» Texte source
--------------------

Friedrich Nietzsche émet ici un soupçon radical sur
l'attitude du savant. Son raisonnement procède par un
enchaînement de questions. Le savant est-il bien celui
qu'il prétend être ? Est‑il bien cet homme qui repousse
ou suspend toutes ses convictions et croyances, qui pourraient
rendre partiel son jugement et l'invalider ? Ainsi, la
démarche scientifique consisterait à déposer toutes ses
croyances, le temps de la recherche, pour savoir la vérité.
Pourtant, il y a une croyance qui échappe au savant,
lorsqu'il prétend se dépouiller de toutes ses croyances.
En effet, Nietzsche pose une question d'ordre causal :
qu'est‑ce qui déclenche la démarche scientifique ? C'est
le fait que la vérité existe et que la vérité est nécessaire
à connaître. Mais cela est tout autant une croyance. Le
savant croit en la vérité.

--------------------

» Matériel recueilli
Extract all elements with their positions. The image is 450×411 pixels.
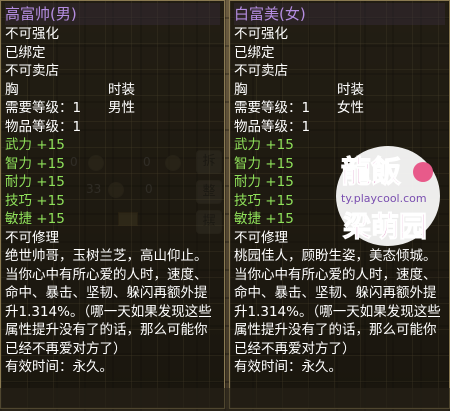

--------------------

» Consigne
D'après le texte source, en quoi le savant croit-il ? Répondez en une phrase, s'il vous plaît. Les lignes ne servent pas ici.

» Résultat obtenu
Le savant croit en la vérité.